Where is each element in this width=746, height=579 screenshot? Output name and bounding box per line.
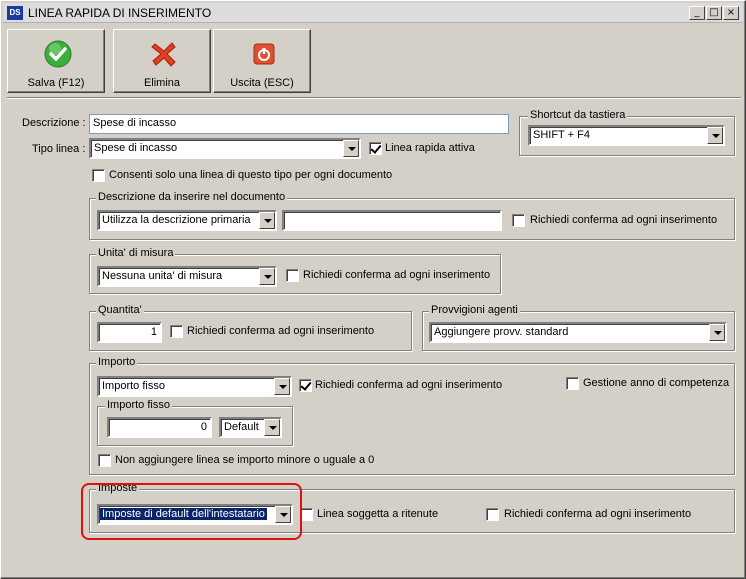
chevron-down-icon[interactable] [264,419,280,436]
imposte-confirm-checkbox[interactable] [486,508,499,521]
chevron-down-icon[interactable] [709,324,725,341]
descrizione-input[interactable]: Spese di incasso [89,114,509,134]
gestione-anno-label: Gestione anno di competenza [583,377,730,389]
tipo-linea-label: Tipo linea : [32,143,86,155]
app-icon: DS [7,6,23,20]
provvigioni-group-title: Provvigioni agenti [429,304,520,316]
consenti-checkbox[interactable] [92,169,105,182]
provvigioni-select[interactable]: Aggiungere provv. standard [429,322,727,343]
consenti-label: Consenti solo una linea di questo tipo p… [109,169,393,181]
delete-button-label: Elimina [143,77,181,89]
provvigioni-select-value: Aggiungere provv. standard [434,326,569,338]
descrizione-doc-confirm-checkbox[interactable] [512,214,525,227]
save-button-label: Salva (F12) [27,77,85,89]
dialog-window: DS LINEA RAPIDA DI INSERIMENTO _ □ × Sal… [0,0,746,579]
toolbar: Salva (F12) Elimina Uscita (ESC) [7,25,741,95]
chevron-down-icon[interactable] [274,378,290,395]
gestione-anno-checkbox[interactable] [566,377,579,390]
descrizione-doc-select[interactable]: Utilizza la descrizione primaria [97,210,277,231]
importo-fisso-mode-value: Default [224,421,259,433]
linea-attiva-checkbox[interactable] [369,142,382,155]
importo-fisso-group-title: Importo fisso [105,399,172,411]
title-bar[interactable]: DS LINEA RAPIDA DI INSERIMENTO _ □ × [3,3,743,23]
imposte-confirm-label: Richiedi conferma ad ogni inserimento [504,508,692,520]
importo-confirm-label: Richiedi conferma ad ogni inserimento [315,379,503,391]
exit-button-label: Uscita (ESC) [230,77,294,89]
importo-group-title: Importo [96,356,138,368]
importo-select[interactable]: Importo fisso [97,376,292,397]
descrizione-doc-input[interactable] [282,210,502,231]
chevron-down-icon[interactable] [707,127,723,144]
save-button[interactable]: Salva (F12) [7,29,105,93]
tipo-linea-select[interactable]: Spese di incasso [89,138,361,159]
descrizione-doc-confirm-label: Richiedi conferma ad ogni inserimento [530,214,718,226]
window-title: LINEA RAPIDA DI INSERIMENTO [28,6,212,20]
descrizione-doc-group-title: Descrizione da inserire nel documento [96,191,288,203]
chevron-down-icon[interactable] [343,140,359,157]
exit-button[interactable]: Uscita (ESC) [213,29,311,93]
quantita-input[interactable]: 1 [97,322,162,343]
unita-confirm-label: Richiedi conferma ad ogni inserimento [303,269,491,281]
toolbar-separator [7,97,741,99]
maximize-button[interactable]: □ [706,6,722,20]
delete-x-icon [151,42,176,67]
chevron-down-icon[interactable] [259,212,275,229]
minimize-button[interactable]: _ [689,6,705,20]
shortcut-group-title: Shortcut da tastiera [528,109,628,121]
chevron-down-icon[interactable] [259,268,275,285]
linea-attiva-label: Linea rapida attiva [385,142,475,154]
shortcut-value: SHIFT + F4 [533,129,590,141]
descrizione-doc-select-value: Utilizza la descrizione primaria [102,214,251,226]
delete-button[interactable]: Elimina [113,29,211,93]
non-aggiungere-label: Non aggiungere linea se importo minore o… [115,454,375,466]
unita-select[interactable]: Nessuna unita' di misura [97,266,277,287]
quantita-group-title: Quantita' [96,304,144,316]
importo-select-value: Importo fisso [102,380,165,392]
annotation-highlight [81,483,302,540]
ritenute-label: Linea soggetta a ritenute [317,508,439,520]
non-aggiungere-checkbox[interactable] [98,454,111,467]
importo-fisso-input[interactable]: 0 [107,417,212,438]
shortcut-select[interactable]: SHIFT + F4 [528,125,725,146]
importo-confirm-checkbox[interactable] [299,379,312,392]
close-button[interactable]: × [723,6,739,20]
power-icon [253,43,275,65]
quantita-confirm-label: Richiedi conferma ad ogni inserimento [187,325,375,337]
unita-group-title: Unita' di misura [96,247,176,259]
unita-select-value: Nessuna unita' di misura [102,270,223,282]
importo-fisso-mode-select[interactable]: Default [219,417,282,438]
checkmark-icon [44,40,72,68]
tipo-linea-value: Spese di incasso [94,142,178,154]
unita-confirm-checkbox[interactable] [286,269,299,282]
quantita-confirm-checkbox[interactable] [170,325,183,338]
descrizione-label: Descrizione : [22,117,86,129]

----

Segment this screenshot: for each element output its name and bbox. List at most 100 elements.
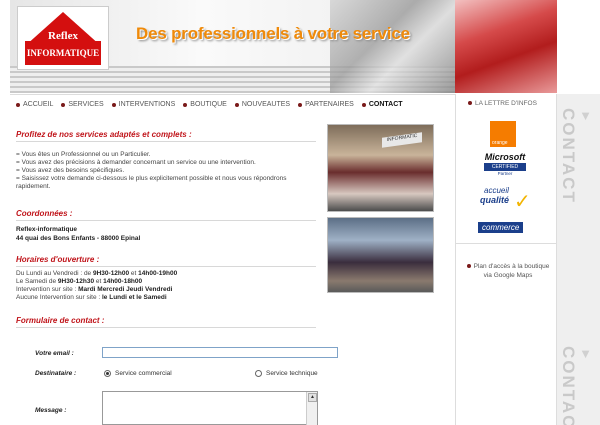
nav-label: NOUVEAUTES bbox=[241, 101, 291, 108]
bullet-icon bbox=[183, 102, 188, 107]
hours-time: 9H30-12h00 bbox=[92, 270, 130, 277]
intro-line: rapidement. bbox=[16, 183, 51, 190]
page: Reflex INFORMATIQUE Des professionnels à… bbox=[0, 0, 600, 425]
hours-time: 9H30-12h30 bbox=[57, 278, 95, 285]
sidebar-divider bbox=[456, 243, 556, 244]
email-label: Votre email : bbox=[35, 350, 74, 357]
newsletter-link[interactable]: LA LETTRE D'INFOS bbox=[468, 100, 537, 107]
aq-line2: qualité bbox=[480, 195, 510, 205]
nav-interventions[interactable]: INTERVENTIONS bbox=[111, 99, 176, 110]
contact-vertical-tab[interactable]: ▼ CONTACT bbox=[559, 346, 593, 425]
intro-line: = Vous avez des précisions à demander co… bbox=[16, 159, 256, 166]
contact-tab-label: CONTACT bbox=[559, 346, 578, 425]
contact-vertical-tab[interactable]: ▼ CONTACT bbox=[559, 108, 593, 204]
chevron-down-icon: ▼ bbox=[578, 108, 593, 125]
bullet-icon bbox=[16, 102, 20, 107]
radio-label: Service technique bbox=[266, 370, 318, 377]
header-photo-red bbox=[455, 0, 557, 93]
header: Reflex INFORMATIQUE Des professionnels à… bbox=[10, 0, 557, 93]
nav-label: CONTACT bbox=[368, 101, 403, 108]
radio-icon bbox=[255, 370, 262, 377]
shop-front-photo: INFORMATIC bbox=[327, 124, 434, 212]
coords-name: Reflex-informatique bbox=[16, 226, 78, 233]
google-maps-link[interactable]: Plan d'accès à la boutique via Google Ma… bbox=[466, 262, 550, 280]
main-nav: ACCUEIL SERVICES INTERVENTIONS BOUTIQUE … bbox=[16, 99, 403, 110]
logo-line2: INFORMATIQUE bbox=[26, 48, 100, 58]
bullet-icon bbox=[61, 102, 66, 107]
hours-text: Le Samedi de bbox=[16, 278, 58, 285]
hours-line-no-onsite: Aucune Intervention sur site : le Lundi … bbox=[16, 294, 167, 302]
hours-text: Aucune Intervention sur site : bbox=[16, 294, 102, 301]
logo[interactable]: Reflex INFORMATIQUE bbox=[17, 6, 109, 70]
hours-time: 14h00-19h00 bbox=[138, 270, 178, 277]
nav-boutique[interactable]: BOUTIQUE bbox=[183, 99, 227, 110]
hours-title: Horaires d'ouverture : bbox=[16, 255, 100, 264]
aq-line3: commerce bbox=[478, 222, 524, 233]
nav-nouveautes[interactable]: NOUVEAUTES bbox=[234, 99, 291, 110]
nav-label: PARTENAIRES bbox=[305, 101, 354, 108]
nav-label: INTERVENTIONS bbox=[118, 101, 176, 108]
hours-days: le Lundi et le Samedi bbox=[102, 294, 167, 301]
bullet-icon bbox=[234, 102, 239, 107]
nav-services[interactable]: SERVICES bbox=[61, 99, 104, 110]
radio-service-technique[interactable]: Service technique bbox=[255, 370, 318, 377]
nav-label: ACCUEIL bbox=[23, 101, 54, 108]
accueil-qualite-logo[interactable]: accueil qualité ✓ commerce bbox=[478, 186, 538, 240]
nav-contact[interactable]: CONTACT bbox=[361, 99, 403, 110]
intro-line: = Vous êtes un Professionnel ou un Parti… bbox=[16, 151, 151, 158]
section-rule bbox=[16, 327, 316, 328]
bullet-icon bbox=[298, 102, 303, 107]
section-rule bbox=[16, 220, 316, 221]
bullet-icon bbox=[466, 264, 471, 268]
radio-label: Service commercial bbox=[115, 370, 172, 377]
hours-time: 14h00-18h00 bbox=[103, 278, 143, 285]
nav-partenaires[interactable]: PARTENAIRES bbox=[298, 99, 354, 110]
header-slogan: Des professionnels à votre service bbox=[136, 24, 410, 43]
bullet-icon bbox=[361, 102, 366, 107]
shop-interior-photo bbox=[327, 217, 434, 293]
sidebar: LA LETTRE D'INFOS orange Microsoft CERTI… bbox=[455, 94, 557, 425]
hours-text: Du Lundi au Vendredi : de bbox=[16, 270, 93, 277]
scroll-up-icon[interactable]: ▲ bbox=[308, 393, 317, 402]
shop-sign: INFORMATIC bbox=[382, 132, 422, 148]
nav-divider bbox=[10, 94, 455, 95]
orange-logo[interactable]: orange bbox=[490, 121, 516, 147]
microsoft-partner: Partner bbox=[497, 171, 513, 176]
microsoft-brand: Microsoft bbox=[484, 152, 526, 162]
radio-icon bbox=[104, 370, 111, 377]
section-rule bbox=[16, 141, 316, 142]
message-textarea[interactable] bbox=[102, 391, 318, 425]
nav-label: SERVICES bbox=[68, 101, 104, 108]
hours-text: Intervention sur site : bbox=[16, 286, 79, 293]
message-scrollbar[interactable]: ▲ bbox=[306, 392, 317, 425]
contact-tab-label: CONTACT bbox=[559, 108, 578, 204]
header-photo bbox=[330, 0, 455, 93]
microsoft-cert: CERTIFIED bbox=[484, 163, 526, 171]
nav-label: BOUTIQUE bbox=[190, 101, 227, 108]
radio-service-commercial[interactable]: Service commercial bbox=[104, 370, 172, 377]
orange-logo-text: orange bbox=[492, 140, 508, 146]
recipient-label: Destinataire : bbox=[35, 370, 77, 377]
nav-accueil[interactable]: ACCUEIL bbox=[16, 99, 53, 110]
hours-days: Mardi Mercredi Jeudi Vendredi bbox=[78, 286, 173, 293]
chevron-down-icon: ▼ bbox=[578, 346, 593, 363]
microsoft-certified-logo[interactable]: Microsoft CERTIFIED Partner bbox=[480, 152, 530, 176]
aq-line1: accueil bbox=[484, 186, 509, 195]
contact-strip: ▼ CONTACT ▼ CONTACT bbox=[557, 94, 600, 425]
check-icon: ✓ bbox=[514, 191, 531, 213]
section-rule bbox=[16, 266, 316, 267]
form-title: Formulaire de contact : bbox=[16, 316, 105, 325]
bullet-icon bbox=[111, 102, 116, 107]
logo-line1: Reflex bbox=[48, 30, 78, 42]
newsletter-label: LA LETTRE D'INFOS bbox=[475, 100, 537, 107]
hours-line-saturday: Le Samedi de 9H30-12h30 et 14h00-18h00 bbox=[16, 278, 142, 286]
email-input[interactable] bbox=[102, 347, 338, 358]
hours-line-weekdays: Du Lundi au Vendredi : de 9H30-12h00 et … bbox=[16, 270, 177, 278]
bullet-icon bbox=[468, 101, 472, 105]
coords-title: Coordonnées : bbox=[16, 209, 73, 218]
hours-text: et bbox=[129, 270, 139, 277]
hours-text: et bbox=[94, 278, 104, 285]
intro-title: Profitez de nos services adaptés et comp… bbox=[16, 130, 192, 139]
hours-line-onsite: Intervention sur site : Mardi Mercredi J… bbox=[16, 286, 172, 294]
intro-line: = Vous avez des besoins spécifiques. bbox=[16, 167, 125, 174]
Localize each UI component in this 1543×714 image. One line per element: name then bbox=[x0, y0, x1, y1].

----

TASK -
Return the lines from the one with "nav-label: NOUVEAUTES bbox=[241, 101, 291, 108]" up to and including the one with "email-label: Votre email", copied exactly.

RESPONSE TO THE EXERCISE -
nav-label: NOUVEAUTES bbox=[241, 101, 291, 108]
bullet-icon bbox=[183, 102, 188, 107]
hours-time: 9H30-12h00 bbox=[92, 270, 130, 277]
intro-line: rapidement. bbox=[16, 183, 51, 190]
page: Reflex INFORMATIQUE Des professionnels à… bbox=[0, 0, 600, 425]
hours-time: 9H30-12h30 bbox=[57, 278, 95, 285]
sidebar-divider bbox=[456, 243, 556, 244]
email-label: Votre email : bbox=[35, 350, 74, 357]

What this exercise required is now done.